> **Goal of the exercise**: Can you reproduce the listing below, substituting "wind-level-marker" for every occurrence of "wind-level-dot" and changing nothing else? Leave the pictures out of your reply.

[Extracted records]
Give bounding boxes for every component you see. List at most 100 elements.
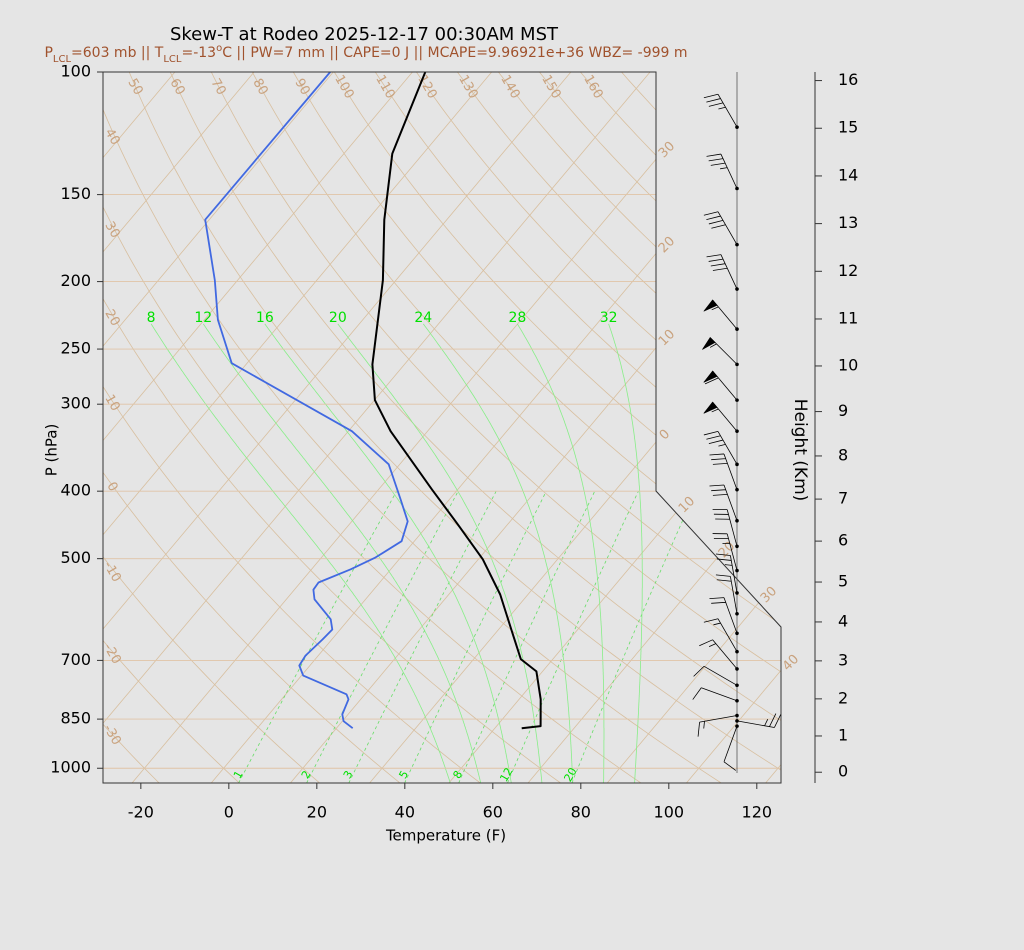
barb-shaft xyxy=(715,574,738,614)
mixing-ratio-label: 20 xyxy=(562,765,580,784)
dry-adiabat xyxy=(498,72,781,783)
wind-level-dot xyxy=(735,698,739,703)
wind-barb xyxy=(709,597,739,636)
y2-tick-label: 12 xyxy=(838,261,858,280)
moist-adiabat xyxy=(517,323,605,783)
x-tick-label: 100 xyxy=(654,803,685,822)
isotherm xyxy=(103,72,255,783)
mixing-ratio-label: 8 xyxy=(450,768,465,781)
y2-tick-label: 6 xyxy=(838,531,848,550)
barb-shaft xyxy=(736,713,782,728)
dry-adiabat-label: 120 xyxy=(414,72,439,101)
y2-tick-label: 0 xyxy=(838,762,848,781)
isotherm xyxy=(606,72,781,783)
wind-level-dot xyxy=(735,398,739,402)
dry-adiabat xyxy=(169,72,781,783)
isotherm xyxy=(103,72,334,783)
y-tick-label: 250 xyxy=(60,339,91,358)
dry-adiabat xyxy=(703,72,781,783)
wind-level-dot xyxy=(735,591,739,595)
barb-pennant xyxy=(702,337,716,350)
y2-tick-label: 16 xyxy=(838,70,858,89)
x-tick-label: 0 xyxy=(224,803,234,822)
y2-tick-label: 5 xyxy=(838,572,848,591)
barb-shaft xyxy=(706,254,738,290)
profiles xyxy=(204,71,542,730)
temperature-line xyxy=(371,71,542,730)
x-tick-label: 120 xyxy=(742,803,773,822)
moist-adiabat xyxy=(150,323,451,783)
wind-barb xyxy=(709,453,739,492)
dry-adiabat-label: 80 xyxy=(249,76,270,98)
dry-adiabat xyxy=(539,72,781,783)
dry-adiabat-label: 60 xyxy=(166,76,187,98)
dry-adiabat-label: 100 xyxy=(331,72,356,101)
moist-adiabat-label: 20 xyxy=(329,310,347,326)
dry-adiabat xyxy=(103,72,561,783)
moist-adiabat xyxy=(337,323,543,783)
subtitle-part: LCL xyxy=(163,54,182,65)
dry-adiabat-label: -20 xyxy=(100,641,124,667)
wind-level-dot xyxy=(735,186,739,191)
subtitle-part: C || PW=7 mm || CAPE=0 J || MCAPE=9.9692… xyxy=(222,45,687,61)
subtitle-part: LCL xyxy=(53,54,72,65)
isotherm xyxy=(103,72,176,783)
barb-shaft xyxy=(703,93,738,128)
wind-barbs xyxy=(692,93,782,771)
wind-barb xyxy=(706,153,739,191)
moist-adiabat xyxy=(202,323,482,783)
wind-barb xyxy=(703,211,739,247)
barb-shaft xyxy=(703,431,738,465)
moist-adiabat-label: 24 xyxy=(414,310,432,326)
dewpoint-line xyxy=(204,71,409,729)
wind-level-dot xyxy=(735,631,739,636)
barb-pennant xyxy=(703,370,718,383)
x-tick-label: 40 xyxy=(395,803,415,822)
y2-tick-label: 4 xyxy=(838,611,848,630)
y-tick-label: 300 xyxy=(60,394,91,413)
dry-adiabat-label: 40 xyxy=(101,126,122,148)
barb-shaft xyxy=(709,453,738,490)
wind-level-dot xyxy=(735,242,739,247)
dry-adiabat xyxy=(416,72,781,783)
wind-level-dot xyxy=(735,487,739,492)
isotherm-label: 0 xyxy=(657,427,673,443)
isotherm-label: 30 xyxy=(656,139,678,161)
moist-adiabat-label: 28 xyxy=(508,310,526,326)
subtitle-part: P xyxy=(44,45,52,61)
wind-barb xyxy=(706,254,739,291)
mixing-ratio-line xyxy=(306,491,459,783)
y-tick-label: 100 xyxy=(60,62,91,81)
isotherm xyxy=(131,72,730,783)
y2-tick-label: 2 xyxy=(838,688,848,707)
mixing-ratio-label: 5 xyxy=(397,768,412,781)
wind-barb xyxy=(735,713,782,728)
wind-barb xyxy=(715,574,739,616)
y-tick-label: 500 xyxy=(60,548,91,567)
moist-adiabat-label: 8 xyxy=(147,310,156,326)
dry-adiabat xyxy=(744,72,781,783)
barb-shaft xyxy=(692,687,738,702)
dry-adiabat xyxy=(374,72,781,783)
x-tick-label: 80 xyxy=(571,803,591,822)
dry-adiabat-label: 0 xyxy=(103,480,120,495)
y2-tick-label: 8 xyxy=(838,445,848,464)
wind-barb xyxy=(702,337,739,367)
dry-adiabat xyxy=(0,72,79,783)
wind-level-dot xyxy=(735,724,739,728)
wind-barb xyxy=(709,484,739,523)
isotherm xyxy=(369,72,781,783)
dry-adiabat-label: 20 xyxy=(101,307,122,329)
y2-tick-label: 3 xyxy=(838,650,848,669)
y-axis-title: P (hPa) xyxy=(43,424,61,477)
barb-shaft xyxy=(697,715,738,737)
dry-adiabat-label: 130 xyxy=(455,72,480,101)
mixing-ratio-label: 12 xyxy=(497,765,515,784)
wind-level-dot xyxy=(735,462,739,467)
x-tick-label: 20 xyxy=(307,803,327,822)
dry-adiabat xyxy=(103,72,320,783)
plot-frame xyxy=(102,71,782,784)
y-tick-label: 700 xyxy=(60,650,91,669)
wind-level-dot xyxy=(735,719,739,723)
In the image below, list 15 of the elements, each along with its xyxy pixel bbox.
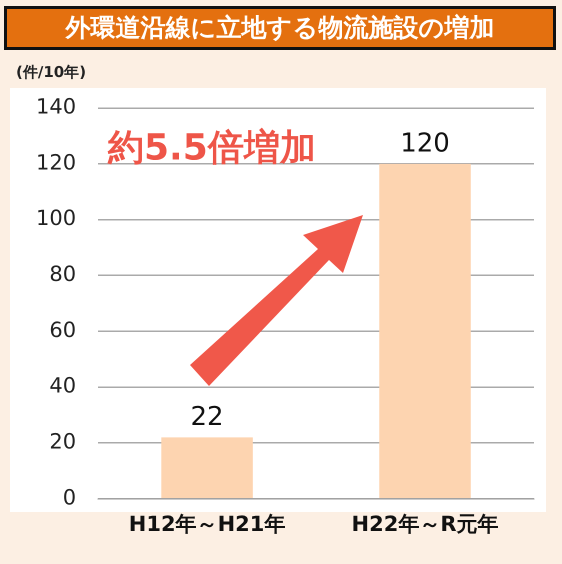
y-tick-label: 80 — [49, 262, 76, 286]
chart-title: 外環道沿線に立地する物流施設の増加 — [4, 6, 556, 50]
y-tick-label: 140 — [36, 94, 76, 118]
data-label: 120 — [400, 128, 450, 159]
y-tick-label: 0 — [62, 485, 76, 510]
x-tick-label: H22年～R元年 — [352, 512, 499, 536]
y-tick-label: 100 — [36, 206, 76, 230]
y-tick-label: 40 — [49, 374, 76, 398]
annotation: 約5.5倍増加 — [107, 127, 316, 168]
y-axis-title: (件/10年) — [16, 62, 86, 81]
y-tick-label: 120 — [36, 150, 76, 174]
y-tick-label: 20 — [49, 429, 76, 454]
y-tick-label: 60 — [49, 318, 76, 342]
x-tick-label: H12年～H21年 — [128, 512, 286, 536]
data-label: 22 — [190, 402, 224, 432]
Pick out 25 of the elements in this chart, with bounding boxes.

> **Exercise response**:
Give bounding boxes for every component you see. List at most 100 elements.
barb-shaft xyxy=(715,574,738,614)
mixing-ratio-label: 20 xyxy=(562,765,580,784)
dry-adiabat xyxy=(498,72,781,783)
wind-level-marker xyxy=(735,698,739,703)
wind-barb xyxy=(709,597,739,636)
y2-tick-label: 12 xyxy=(838,261,858,280)
moist-adiabat xyxy=(517,323,605,783)
x-tick-label: 100 xyxy=(654,803,685,822)
isotherm xyxy=(103,72,255,783)
mixing-ratio-label: 8 xyxy=(450,768,465,781)
y2-tick-label: 6 xyxy=(838,531,848,550)
barb-shaft xyxy=(736,713,782,728)
dry-adiabat-label: 120 xyxy=(414,72,439,101)
y2-tick-label: 0 xyxy=(838,762,848,781)
isotherm xyxy=(606,72,781,783)
wind-level-marker xyxy=(735,398,739,402)
dry-adiabat xyxy=(169,72,781,783)
isotherm xyxy=(103,72,334,783)
y-tick-label: 250 xyxy=(60,339,91,358)
dry-adiabat xyxy=(703,72,781,783)
wind-level-marker xyxy=(735,591,739,595)
barb-pennant xyxy=(702,337,716,350)
y2-tick-label: 16 xyxy=(838,70,858,89)
x-tick-label: 0 xyxy=(224,803,234,822)
y2-tick-label: 5 xyxy=(838,572,848,591)
barb-shaft xyxy=(706,254,738,290)
profiles xyxy=(204,71,542,730)
temperature-line xyxy=(371,71,542,730)
x-tick-label: 120 xyxy=(742,803,773,822)
moist-adiabat xyxy=(150,323,451,783)
wind-barb xyxy=(709,453,739,492)
dry-adiabat-label: 80 xyxy=(249,76,270,98)
dry-adiabat xyxy=(539,72,781,783)
dry-adiabat-label: 60 xyxy=(166,76,187,98)
dry-adiabat-label: 100 xyxy=(331,72,356,101)
moist-adiabat-label: 20 xyxy=(329,310,347,326)
dry-adiabat xyxy=(103,72,561,783)
moist-adiabat xyxy=(337,323,543,783)
subtitle-part: LCL xyxy=(163,54,182,65)
dry-adiabat-label: -20 xyxy=(100,641,124,667)
wind-level-marker xyxy=(735,186,739,191)
subtitle-part: C || PW=7 mm || CAPE=0 J || MCAPE=9.9692… xyxy=(222,45,687,61)
subtitle-part: LCL xyxy=(53,54,72,65)
isotherm xyxy=(103,72,176,783)
barb-shaft xyxy=(703,93,738,128)
wind-barbs xyxy=(692,93,782,771)
wind-barb xyxy=(706,153,739,191)
moist-adiabat xyxy=(202,323,482,783)
wind-barb xyxy=(703,211,739,247)
barb-shaft xyxy=(703,431,738,465)
moist-adiabat-label: 24 xyxy=(414,310,432,326)
dewpoint-line xyxy=(204,71,409,729)
wind-level-marker xyxy=(735,631,739,636)
barb-pennant xyxy=(703,370,718,383)
x-tick-label: 40 xyxy=(395,803,415,822)
y2-tick-label: 4 xyxy=(838,611,848,630)
y-tick-label: 300 xyxy=(60,394,91,413)
dry-adiabat-label: 40 xyxy=(101,126,122,148)
barb-shaft xyxy=(709,453,738,490)
wind-level-marker xyxy=(735,242,739,247)
dry-adiabat xyxy=(416,72,781,783)
wind-level-marker xyxy=(735,487,739,492)
isotherm-label: 0 xyxy=(657,427,673,443)
isotherm-label: 30 xyxy=(656,139,678,161)
moist-adiabat-label: 28 xyxy=(508,310,526,326)
subtitle-part: P xyxy=(44,45,52,61)
wind-barb xyxy=(706,254,739,291)
mixing-ratio-line xyxy=(306,491,459,783)
y-tick-label: 100 xyxy=(60,62,91,81)
isotherm xyxy=(131,72,730,783)
y2-tick-label: 2 xyxy=(838,688,848,707)
mixing-ratio-label: 5 xyxy=(397,768,412,781)
wind-barb xyxy=(735,713,782,728)
wind-barb xyxy=(715,574,739,616)
y-tick-label: 500 xyxy=(60,548,91,567)
moist-adiabat-label: 8 xyxy=(147,310,156,326)
dry-adiabat xyxy=(744,72,781,783)
barb-shaft xyxy=(692,687,738,702)
dry-adiabat xyxy=(374,72,781,783)
x-tick-label: 80 xyxy=(571,803,591,822)
dry-adiabat-label: 0 xyxy=(103,480,120,495)
y2-tick-label: 8 xyxy=(838,445,848,464)
wind-barb xyxy=(702,337,739,367)
dry-adiabat xyxy=(0,72,79,783)
wind-level-marker xyxy=(735,724,739,728)
wind-barb xyxy=(709,484,739,523)
isotherm xyxy=(369,72,781,783)
dry-adiabat-label: 20 xyxy=(101,307,122,329)
y2-tick-label: 3 xyxy=(838,650,848,669)
y-axis-title: P (hPa) xyxy=(43,424,61,477)
barb-shaft xyxy=(697,715,738,737)
dry-adiabat-label: 130 xyxy=(455,72,480,101)
mixing-ratio-label: 12 xyxy=(497,765,515,784)
wind-level-marker xyxy=(735,462,739,467)
x-tick-label: 20 xyxy=(307,803,327,822)
dry-adiabat xyxy=(103,72,320,783)
plot-frame xyxy=(102,71,782,784)
y-tick-label: 700 xyxy=(60,650,91,669)
wind-level-marker xyxy=(735,719,739,723)
In the image below, list 15 of the elements, each along with its xyxy pixel bbox.
y-tick-label: 80 — [49, 262, 76, 286]
chart-title: 外環道沿線に立地する物流施設の増加 — [4, 6, 556, 50]
y-tick-label: 140 — [36, 94, 76, 118]
data-label: 120 — [400, 128, 450, 159]
y-tick-label: 0 — [62, 485, 76, 510]
x-tick-label: H22年～R元年 — [352, 512, 499, 536]
y-tick-label: 100 — [36, 206, 76, 230]
y-tick-label: 40 — [49, 374, 76, 398]
annotation: 約5.5倍増加 — [107, 127, 316, 168]
y-axis-title: (件/10年) — [16, 62, 86, 81]
y-tick-label: 120 — [36, 150, 76, 174]
y-tick-label: 20 — [49, 429, 76, 454]
y-tick-label: 60 — [49, 318, 76, 342]
x-tick-label: H12年～H21年 — [128, 512, 286, 536]
data-label: 22 — [190, 402, 224, 432]
Pick out 25 of the elements in this chart, with bounding boxes.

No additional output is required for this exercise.